■ EXERCISE BRIEF ■
Scan the data below. Pull out each line where "with" occurs.

■ Figure content listings ■
──────

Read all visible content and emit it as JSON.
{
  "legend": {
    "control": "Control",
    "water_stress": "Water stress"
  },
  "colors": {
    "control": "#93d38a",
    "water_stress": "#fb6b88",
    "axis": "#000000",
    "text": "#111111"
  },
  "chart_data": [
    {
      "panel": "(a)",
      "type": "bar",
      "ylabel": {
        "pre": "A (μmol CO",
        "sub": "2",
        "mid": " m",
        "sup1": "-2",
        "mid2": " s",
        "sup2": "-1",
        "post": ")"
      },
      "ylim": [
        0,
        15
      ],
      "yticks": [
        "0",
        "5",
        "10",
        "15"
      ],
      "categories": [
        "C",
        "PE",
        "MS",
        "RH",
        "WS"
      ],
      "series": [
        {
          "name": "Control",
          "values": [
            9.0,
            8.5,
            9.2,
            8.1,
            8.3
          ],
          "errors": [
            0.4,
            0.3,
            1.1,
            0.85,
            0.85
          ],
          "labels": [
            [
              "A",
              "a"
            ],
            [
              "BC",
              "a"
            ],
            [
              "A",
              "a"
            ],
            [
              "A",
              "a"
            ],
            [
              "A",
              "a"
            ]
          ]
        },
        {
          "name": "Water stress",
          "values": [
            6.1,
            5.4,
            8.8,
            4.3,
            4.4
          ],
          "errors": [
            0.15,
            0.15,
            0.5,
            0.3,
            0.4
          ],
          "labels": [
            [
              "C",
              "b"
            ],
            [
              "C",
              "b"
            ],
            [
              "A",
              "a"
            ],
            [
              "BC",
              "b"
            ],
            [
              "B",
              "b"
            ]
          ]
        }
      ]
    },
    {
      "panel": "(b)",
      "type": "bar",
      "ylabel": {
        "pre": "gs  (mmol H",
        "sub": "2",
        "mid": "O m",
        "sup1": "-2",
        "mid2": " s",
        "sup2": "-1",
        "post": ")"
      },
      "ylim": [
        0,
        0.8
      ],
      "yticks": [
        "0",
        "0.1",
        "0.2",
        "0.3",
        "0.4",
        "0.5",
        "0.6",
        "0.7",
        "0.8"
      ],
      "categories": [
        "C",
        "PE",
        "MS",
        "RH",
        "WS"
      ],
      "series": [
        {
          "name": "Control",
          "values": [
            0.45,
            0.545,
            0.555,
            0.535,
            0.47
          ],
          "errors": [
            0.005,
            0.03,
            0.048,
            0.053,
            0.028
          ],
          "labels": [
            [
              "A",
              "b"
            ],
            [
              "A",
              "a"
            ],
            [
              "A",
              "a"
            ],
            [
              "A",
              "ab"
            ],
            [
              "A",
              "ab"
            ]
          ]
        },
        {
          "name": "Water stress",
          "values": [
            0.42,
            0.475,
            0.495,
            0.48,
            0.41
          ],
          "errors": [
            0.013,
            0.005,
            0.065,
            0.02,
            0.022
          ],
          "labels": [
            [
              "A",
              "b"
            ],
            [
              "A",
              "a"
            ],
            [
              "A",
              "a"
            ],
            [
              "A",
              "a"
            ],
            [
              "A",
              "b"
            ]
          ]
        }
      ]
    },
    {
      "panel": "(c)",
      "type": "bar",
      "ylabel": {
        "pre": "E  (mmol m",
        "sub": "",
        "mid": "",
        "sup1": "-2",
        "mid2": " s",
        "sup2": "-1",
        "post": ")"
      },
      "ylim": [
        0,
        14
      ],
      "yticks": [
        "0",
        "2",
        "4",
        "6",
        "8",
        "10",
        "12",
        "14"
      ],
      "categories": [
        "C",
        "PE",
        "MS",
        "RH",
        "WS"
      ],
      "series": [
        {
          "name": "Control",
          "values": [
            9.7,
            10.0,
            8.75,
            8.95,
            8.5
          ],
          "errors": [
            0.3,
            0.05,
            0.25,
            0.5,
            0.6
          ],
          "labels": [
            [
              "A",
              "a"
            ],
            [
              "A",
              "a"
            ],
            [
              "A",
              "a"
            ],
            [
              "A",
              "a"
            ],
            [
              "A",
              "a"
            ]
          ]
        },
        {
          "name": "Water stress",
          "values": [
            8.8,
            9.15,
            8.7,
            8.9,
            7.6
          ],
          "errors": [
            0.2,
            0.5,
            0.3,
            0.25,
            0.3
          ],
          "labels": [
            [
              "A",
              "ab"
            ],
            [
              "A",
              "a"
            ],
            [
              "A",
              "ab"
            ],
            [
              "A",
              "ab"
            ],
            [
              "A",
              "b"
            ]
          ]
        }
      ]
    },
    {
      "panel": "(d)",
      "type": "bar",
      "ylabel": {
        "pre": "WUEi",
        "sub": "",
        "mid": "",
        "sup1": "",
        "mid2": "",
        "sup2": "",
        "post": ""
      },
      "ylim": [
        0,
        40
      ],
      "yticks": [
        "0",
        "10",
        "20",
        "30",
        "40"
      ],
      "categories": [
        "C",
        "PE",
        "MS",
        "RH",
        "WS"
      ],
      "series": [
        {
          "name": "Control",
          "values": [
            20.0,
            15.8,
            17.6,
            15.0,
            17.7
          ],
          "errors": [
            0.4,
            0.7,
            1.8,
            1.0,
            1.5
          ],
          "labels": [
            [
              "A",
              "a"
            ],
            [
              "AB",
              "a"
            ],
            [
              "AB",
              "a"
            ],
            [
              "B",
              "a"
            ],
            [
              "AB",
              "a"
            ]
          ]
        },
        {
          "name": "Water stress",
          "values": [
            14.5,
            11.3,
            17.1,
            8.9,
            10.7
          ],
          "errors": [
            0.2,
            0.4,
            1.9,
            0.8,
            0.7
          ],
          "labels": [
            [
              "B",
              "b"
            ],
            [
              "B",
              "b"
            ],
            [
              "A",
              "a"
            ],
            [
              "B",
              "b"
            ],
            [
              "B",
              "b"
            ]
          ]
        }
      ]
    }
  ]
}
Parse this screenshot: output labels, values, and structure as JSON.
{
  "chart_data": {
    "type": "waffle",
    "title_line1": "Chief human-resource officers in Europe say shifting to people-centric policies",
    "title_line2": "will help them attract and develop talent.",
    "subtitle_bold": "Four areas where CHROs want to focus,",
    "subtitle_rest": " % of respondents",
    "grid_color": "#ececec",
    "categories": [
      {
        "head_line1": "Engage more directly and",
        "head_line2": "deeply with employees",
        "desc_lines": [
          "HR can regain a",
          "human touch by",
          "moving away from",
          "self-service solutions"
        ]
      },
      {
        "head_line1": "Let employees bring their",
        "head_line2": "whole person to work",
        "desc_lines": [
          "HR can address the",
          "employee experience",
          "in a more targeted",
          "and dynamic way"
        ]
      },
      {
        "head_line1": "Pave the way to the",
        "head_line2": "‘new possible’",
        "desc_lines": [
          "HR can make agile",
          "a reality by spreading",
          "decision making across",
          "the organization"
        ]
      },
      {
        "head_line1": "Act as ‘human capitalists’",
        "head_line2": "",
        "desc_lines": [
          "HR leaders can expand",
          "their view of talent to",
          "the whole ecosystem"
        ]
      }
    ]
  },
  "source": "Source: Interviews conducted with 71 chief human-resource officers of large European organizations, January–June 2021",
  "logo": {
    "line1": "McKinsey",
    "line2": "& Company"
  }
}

──────

■ RESULT BELOW ■
        "head_line2": "deeply with employees",
  "source": "Source: Interviews conducted with 71 chief human-resource officers of large European organizations, January–June 2021",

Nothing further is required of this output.